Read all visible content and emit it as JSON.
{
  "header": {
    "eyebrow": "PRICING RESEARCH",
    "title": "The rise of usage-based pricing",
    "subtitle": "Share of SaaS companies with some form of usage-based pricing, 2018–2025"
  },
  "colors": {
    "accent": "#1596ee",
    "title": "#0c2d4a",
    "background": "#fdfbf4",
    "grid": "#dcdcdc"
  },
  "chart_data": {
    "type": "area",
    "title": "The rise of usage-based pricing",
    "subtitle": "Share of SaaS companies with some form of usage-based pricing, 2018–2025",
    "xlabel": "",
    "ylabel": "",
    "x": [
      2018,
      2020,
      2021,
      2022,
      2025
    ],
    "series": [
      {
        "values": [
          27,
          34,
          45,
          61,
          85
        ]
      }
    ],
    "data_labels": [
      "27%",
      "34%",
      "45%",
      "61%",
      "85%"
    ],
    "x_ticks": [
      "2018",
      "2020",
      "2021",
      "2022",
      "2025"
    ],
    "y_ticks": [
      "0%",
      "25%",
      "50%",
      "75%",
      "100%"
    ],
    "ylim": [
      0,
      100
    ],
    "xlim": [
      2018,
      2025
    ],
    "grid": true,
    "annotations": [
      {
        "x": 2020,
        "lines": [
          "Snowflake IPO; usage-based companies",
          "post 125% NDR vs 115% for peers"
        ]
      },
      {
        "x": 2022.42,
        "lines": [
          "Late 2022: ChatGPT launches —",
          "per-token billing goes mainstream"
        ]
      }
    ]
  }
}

------------------------

- **Exercise prompt**: Recopy the entries above exactly, with every line included.

- **Exercise response**:
Read all visible content and emit it as JSON.
{
  "header": {
    "eyebrow": "PRICING RESEARCH",
    "title": "The rise of usage-based pricing",
    "subtitle": "Share of SaaS companies with some form of usage-based pricing, 2018–2025"
  },
  "colors": {
    "accent": "#1596ee",
    "title": "#0c2d4a",
    "background": "#fdfbf4",
    "grid": "#dcdcdc"
  },
  "chart_data": {
    "type": "area",
    "title": "The rise of usage-based pricing",
    "subtitle": "Share of SaaS companies with some form of usage-based pricing, 2018–2025",
    "xlabel": "",
    "ylabel": "",
    "x": [
      2018,
      2020,
      2021,
      2022,
      2025
    ],
    "series": [
      {
        "values": [
          27,
          34,
          45,
          61,
          85
        ]
      }
    ],
    "data_labels": [
      "27%",
      "34%",
      "45%",
      "61%",
      "85%"
    ],
    "x_ticks": [
      "2018",
      "2020",
      "2021",
      "2022",
      "2025"
    ],
    "y_ticks": [
      "0%",
      "25%",
      "50%",
      "75%",
      "100%"
    ],
    "ylim": [
      0,
      100
    ],
    "xlim": [
      2018,
      2025
    ],
    "grid": true,
    "annotations": [
      {
        "x": 2020,
        "lines": [
          "Snowflake IPO; usage-based companies",
          "post 125% NDR vs 115% for peers"
        ]
      },
      {
        "x": 2022.42,
        "lines": [
          "Late 2022: ChatGPT launches —",
          "per-token billing goes mainstream"
        ]
      }
    ]
  }
}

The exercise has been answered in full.